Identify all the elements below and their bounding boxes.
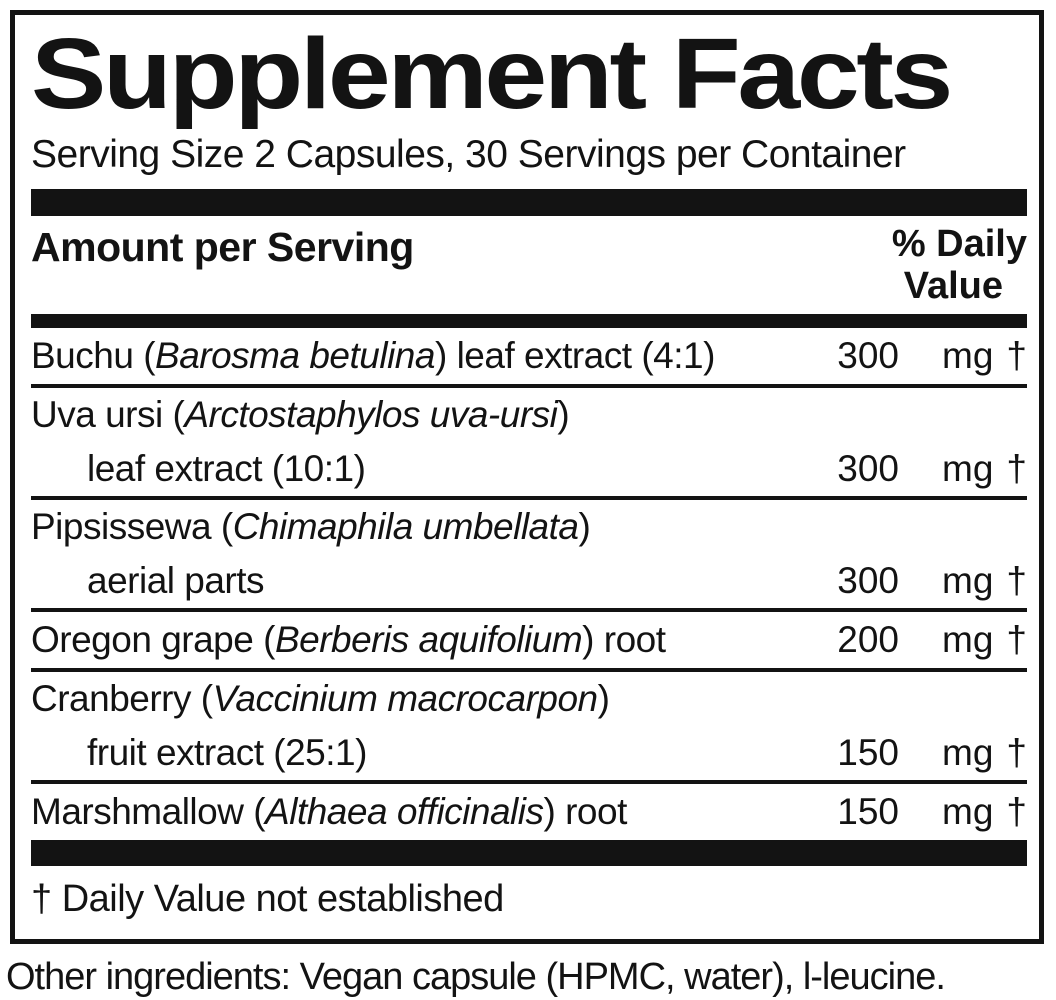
name-prefix: Cranberry (: [31, 677, 213, 719]
name-suffix: ): [578, 505, 591, 547]
latin-name: Berberis aquifolium: [274, 618, 583, 660]
name-prefix: Uva ursi (: [31, 393, 185, 435]
ingredient-row-cranberry: Cranberry (Vaccinium macrocarpon) fruit …: [31, 672, 1027, 784]
row-line: Cranberry (Vaccinium macrocarpon): [31, 672, 1027, 726]
divider-thick-top: [31, 189, 1027, 216]
unit-label: mg: [942, 790, 994, 832]
row-line: fruit extract (25:1) 150 mg †: [31, 726, 1027, 780]
amount-value: 200: [837, 618, 899, 660]
percent-daily-value-header: % Daily Value: [891, 223, 1027, 308]
daily-value-footnote: † Daily Value not established: [31, 877, 504, 920]
row-line: leaf extract (10:1) 300 mg †: [31, 442, 1027, 496]
amount-unit: mg †: [899, 619, 1027, 661]
latin-name: Vaccinium macrocarpon: [212, 677, 599, 719]
amount-value: 300: [837, 559, 899, 601]
ingredient-name: Pipsissewa (Chimaphila umbellata): [31, 506, 1027, 548]
serving-size-line: Serving Size 2 Capsules, 30 Servings per…: [31, 133, 906, 176]
amount-unit: mg †: [899, 732, 1027, 774]
amount-value: 300: [837, 447, 899, 489]
row-line: Marshmallow (Althaea officinalis) root 1…: [31, 784, 1027, 840]
ingredient-subline: fruit extract (25:1): [87, 731, 367, 773]
ingredient-subline: aerial parts: [87, 559, 265, 601]
name-prefix: Pipsissewa (: [31, 505, 233, 547]
amount-value: 150: [837, 790, 899, 832]
name-suffix: ): [597, 677, 610, 719]
row-line: Uva ursi (Arctostaphylos uva-ursi): [31, 388, 1027, 442]
dagger-symbol: †: [1006, 559, 1027, 601]
ingredient-row-oregon-grape: Oregon grape (Berberis aquifolium) root …: [31, 612, 1027, 672]
unit-label: mg: [942, 334, 994, 376]
amount-unit: mg †: [899, 448, 1027, 490]
unit-label: mg: [942, 447, 994, 489]
amount-unit: mg †: [899, 791, 1027, 833]
amount-per-serving-header: Amount per Serving: [31, 224, 414, 270]
ingredient-row-pipsissewa: Pipsissewa (Chimaphila umbellata) aerial…: [31, 500, 1027, 612]
latin-name: Althaea officinalis: [265, 790, 544, 832]
name-suffix: ): [557, 393, 570, 435]
ingredient-name: Uva ursi (Arctostaphylos uva-ursi): [31, 394, 1027, 436]
name-suffix: ) root: [543, 790, 628, 832]
unit-label: mg: [942, 731, 994, 773]
ingredient-name: Marshmallow (Althaea officinalis) root: [31, 791, 827, 833]
dagger-symbol: †: [1006, 334, 1027, 376]
row-line: Buchu (Barosma betulina) leaf extract (4…: [31, 328, 1027, 384]
ingredient-name: Buchu (Barosma betulina) leaf extract (4…: [31, 335, 827, 377]
dagger-symbol: †: [1006, 447, 1027, 489]
divider-medium: [31, 313, 1027, 328]
ingredient-name: Cranberry (Vaccinium macrocarpon): [31, 678, 1027, 720]
dv-header-line2: Value: [903, 264, 1003, 307]
divider-thick-bottom: [31, 839, 1027, 866]
unit-label: mg: [942, 618, 994, 660]
name-suffix: ) root: [582, 618, 666, 660]
column-header-row: Amount per Serving % Daily Value: [31, 216, 1027, 314]
other-ingredients-line: Other ingredients: Vegan capsule (HPMC, …: [6, 955, 946, 998]
unit-label: mg: [942, 559, 994, 601]
amount-value: 300: [837, 334, 899, 376]
amount-unit: mg †: [899, 560, 1027, 602]
row-line: aerial parts 300 mg †: [31, 554, 1027, 608]
facts-box: Supplement Facts Serving Size 2 Capsules…: [10, 10, 1044, 944]
amount-unit: mg †: [899, 335, 1027, 377]
ingredient-name: Oregon grape (Berberis aquifolium) root: [31, 619, 827, 661]
dagger-symbol: †: [1006, 790, 1027, 832]
name-suffix: ) leaf extract (4:1): [434, 334, 715, 376]
latin-name: Barosma betulina: [155, 334, 435, 376]
ingredient-subline: leaf extract (10:1): [87, 447, 366, 489]
latin-name: Chimaphila umbellata: [232, 505, 579, 547]
name-prefix: Buchu (: [31, 334, 156, 376]
supplement-facts-title: Supplement Facts: [31, 18, 953, 130]
name-prefix: Oregon grape (: [31, 618, 275, 660]
amount-value: 150: [837, 731, 899, 773]
dv-header-line1: % Daily: [891, 223, 1027, 265]
ingredient-row-uva-ursi: Uva ursi (Arctostaphylos uva-ursi) leaf …: [31, 388, 1027, 500]
row-line: Oregon grape (Berberis aquifolium) root …: [31, 612, 1027, 668]
dagger-symbol: †: [1006, 618, 1027, 660]
dagger-symbol: †: [1006, 731, 1027, 773]
row-line: Pipsissewa (Chimaphila umbellata): [31, 500, 1027, 554]
name-prefix: Marshmallow (: [31, 790, 266, 832]
ingredient-row-marshmallow: Marshmallow (Althaea officinalis) root 1…: [31, 784, 1027, 840]
latin-name: Arctostaphylos uva-ursi: [184, 393, 558, 435]
ingredient-row-buchu: Buchu (Barosma betulina) leaf extract (4…: [31, 328, 1027, 388]
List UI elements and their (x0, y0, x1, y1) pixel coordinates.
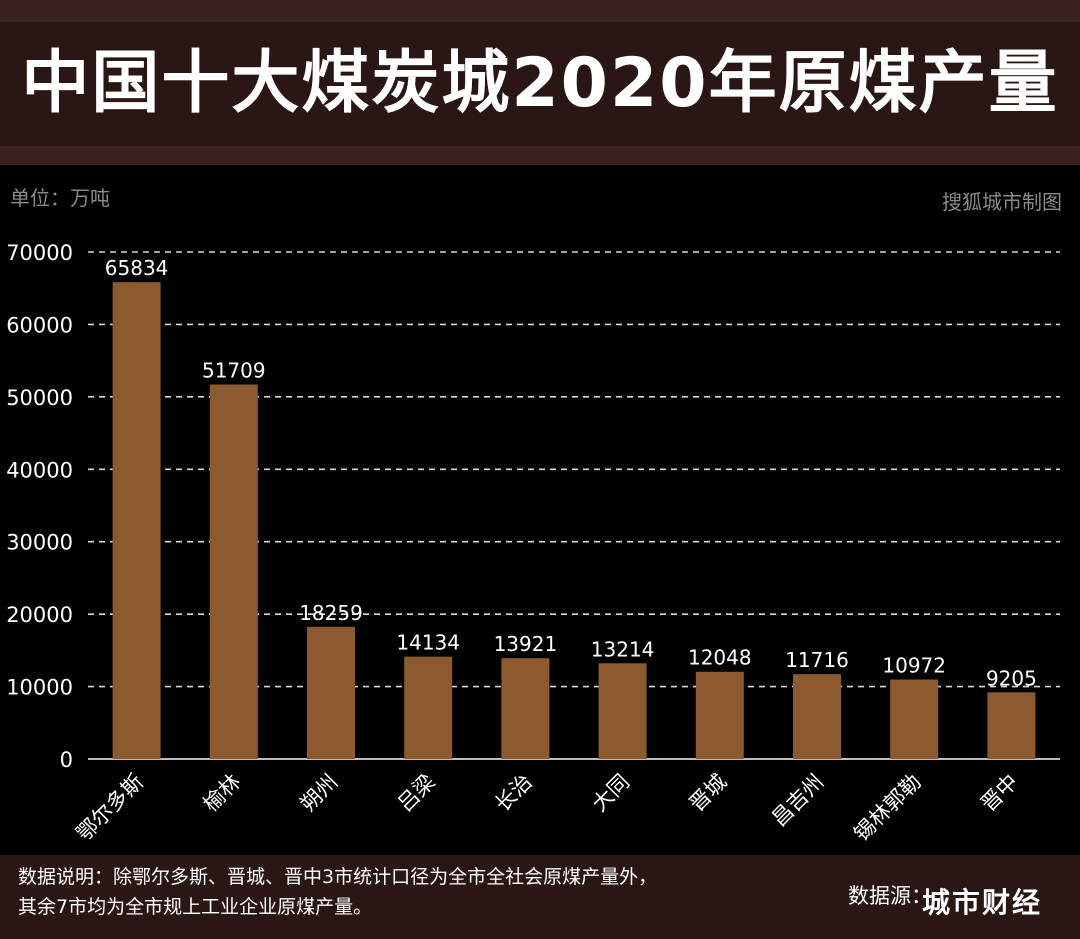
category-label: 昌吉州 (767, 770, 829, 832)
category-label: 鄂尔多斯 (72, 770, 148, 846)
data-label: 9205 (986, 666, 1037, 690)
y-tick-label: 0 (60, 748, 73, 772)
watermark-logo: 城市财经 (922, 886, 1043, 919)
y-tick-label: 10000 (6, 676, 73, 700)
footer-banner (0, 855, 1080, 939)
category-label: 吕梁 (393, 770, 440, 817)
bar (209, 384, 258, 759)
data-label: 14134 (396, 631, 460, 655)
bar (501, 658, 550, 759)
category-label: 晋城 (685, 770, 732, 817)
title-banner (0, 0, 1080, 165)
bar (890, 679, 939, 759)
unit-label: 单位：万吨 (10, 186, 110, 210)
y-tick-label: 20000 (6, 603, 73, 627)
bar (404, 656, 453, 759)
data-label: 65834 (105, 256, 169, 280)
y-tick-label: 60000 (6, 313, 73, 337)
bar-chart: 0 10000 20000 30000 40000 50000 60000 70000 6583… (6, 241, 1060, 846)
category-label: 晋中 (976, 770, 1023, 817)
category-label: 大同 (587, 770, 634, 817)
data-label: 10972 (882, 654, 946, 678)
chart-credit: 搜狐城市制图 (942, 190, 1062, 214)
y-tick-label: 40000 (6, 458, 73, 482)
data-label: 11716 (785, 648, 849, 672)
y-tick-label: 30000 (6, 531, 73, 555)
bar (793, 674, 841, 759)
bar (307, 626, 355, 759)
data-label: 13214 (591, 637, 655, 661)
data-label: 18259 (299, 601, 363, 625)
y-tick-label: 50000 (6, 386, 73, 410)
banner-stripe-top (0, 0, 1080, 22)
data-label: 51709 (202, 358, 266, 382)
data-label: 12048 (688, 646, 752, 670)
data-source: 数据源： (848, 884, 932, 908)
y-tick-label: 70000 (6, 241, 73, 265)
banner-stripe-bottom (0, 146, 1080, 165)
category-label: 锡林郭勒 (849, 770, 925, 846)
category-label: 朔州 (296, 770, 343, 817)
bar (987, 692, 1036, 759)
category-label: 长治 (490, 770, 537, 817)
data-note: 数据说明：除鄂尔多斯、晋城、晋中3市统计口径为全市全社会原煤产量外，其余7市均为… (18, 866, 658, 918)
bar (695, 671, 744, 759)
category-label: 榆林 (199, 770, 246, 817)
data-label: 13921 (494, 632, 558, 656)
bar (598, 663, 647, 759)
chart-title: 中国十大煤炭城2020年原煤产量 (21, 44, 1059, 123)
bar (112, 282, 161, 759)
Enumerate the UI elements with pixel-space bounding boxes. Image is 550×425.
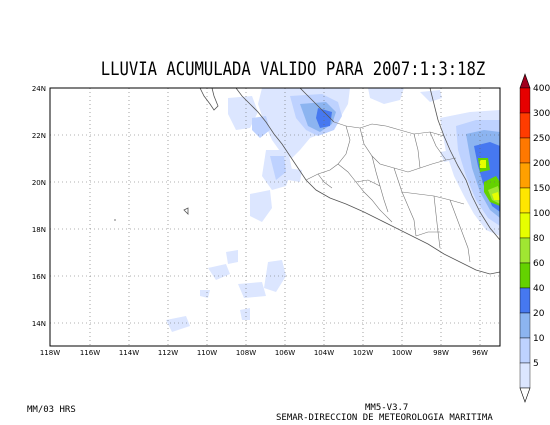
colorbar-segment bbox=[519, 212, 531, 239]
colorbar-level-label: 10 bbox=[533, 334, 545, 344]
lon-label: 108W bbox=[236, 349, 256, 357]
lon-label: 102W bbox=[353, 349, 373, 357]
coastlines bbox=[114, 88, 500, 275]
colorbar-top-arrow bbox=[519, 73, 531, 89]
map-frame bbox=[49, 87, 501, 347]
colorbar-segment bbox=[519, 187, 531, 214]
lat-label: 24N bbox=[32, 85, 46, 93]
lon-label: 98W bbox=[433, 349, 449, 357]
lon-label: 112W bbox=[158, 349, 178, 357]
lon-label: 100W bbox=[392, 349, 412, 357]
lat-label: 16N bbox=[32, 273, 46, 281]
longitude-labels: 118W 116W 114W 112W 110W 108W 106W 104W … bbox=[40, 349, 488, 357]
colorbar-segment bbox=[519, 337, 531, 364]
colorbar-level-label: 200 bbox=[533, 159, 550, 169]
colorbar-segment bbox=[519, 137, 531, 164]
lon-label: 116W bbox=[80, 349, 100, 357]
colorbar-level-label: 250 bbox=[533, 134, 550, 144]
colorbar-segment bbox=[519, 162, 531, 189]
lon-label: 110W bbox=[197, 349, 217, 357]
organization-label: SEMAR-DIRECCION DE METEOROLOGIA MARITIMA bbox=[276, 413, 493, 423]
lon-label: 118W bbox=[40, 349, 60, 357]
colorbar-segment bbox=[519, 262, 531, 289]
colorbar-segment bbox=[519, 287, 531, 314]
colorbar-level-label: 5 bbox=[533, 359, 539, 369]
latitude-labels: 24N 22N 20N 18N 16N 14N bbox=[32, 85, 46, 328]
model-label: MM5-V3.7 bbox=[365, 403, 409, 413]
colorbar-segment bbox=[519, 112, 531, 139]
lat-label: 20N bbox=[32, 179, 46, 187]
lat-label: 22N bbox=[32, 132, 46, 140]
colorbar-level-label: 40 bbox=[533, 284, 545, 294]
colorbar-level-label: 400 bbox=[533, 84, 550, 94]
lon-label: 96W bbox=[472, 349, 488, 357]
colorbar-level-label: 80 bbox=[533, 234, 545, 244]
units-label: MM/03 HRS bbox=[27, 405, 76, 415]
colorbar-level-label: 150 bbox=[533, 184, 550, 194]
lon-label: 106W bbox=[275, 349, 295, 357]
map-title: LLUVIA ACUMULADA VALIDO PARA 2007:1:3:18… bbox=[100, 58, 486, 80]
lon-label: 114W bbox=[119, 349, 139, 357]
colorbar-level-label: 60 bbox=[533, 259, 545, 269]
colorbar: 400 300 250 200 150 100 80 60 40 20 10 5 bbox=[519, 73, 550, 403]
state-borders bbox=[305, 121, 471, 263]
lat-label: 18N bbox=[32, 226, 46, 234]
colorbar-level-label: 20 bbox=[533, 309, 545, 319]
colorbar-level-label: 300 bbox=[533, 109, 550, 119]
colorbar-bottom-arrow bbox=[519, 387, 531, 403]
precipitation-areas bbox=[166, 88, 500, 332]
colorbar-level-label: 100 bbox=[533, 209, 550, 219]
lat-label: 14N bbox=[32, 320, 46, 328]
colorbar-segment bbox=[519, 312, 531, 339]
colorbar-segment bbox=[519, 362, 531, 389]
colorbar-segment bbox=[519, 87, 531, 114]
colorbar-segment bbox=[519, 237, 531, 264]
lon-label: 104W bbox=[314, 349, 334, 357]
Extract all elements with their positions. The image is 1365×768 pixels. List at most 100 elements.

****

THE REQUEST: Print the rows above without any change, from the line containing "category-label: 昌吉州 (767, 770, 829, 832)" up to and including the line containing "unit-label: 单位：万吨 (10, 186, 110, 210)".

SOLUTION FOR THIS EXERCISE:
category-label: 昌吉州 (767, 770, 829, 832)
category-label: 鄂尔多斯 (72, 770, 148, 846)
data-label: 9205 (986, 666, 1037, 690)
y-tick-label: 0 (60, 748, 73, 772)
watermark-logo: 城市财经 (922, 886, 1043, 919)
y-tick-label: 10000 (6, 676, 73, 700)
footer-banner (0, 855, 1080, 939)
category-label: 吕梁 (393, 770, 440, 817)
bar (209, 384, 258, 759)
data-label: 14134 (396, 631, 460, 655)
bar (501, 658, 550, 759)
category-label: 晋城 (685, 770, 732, 817)
title-banner (0, 0, 1080, 165)
bar (890, 679, 939, 759)
unit-label: 单位：万吨 (10, 186, 110, 210)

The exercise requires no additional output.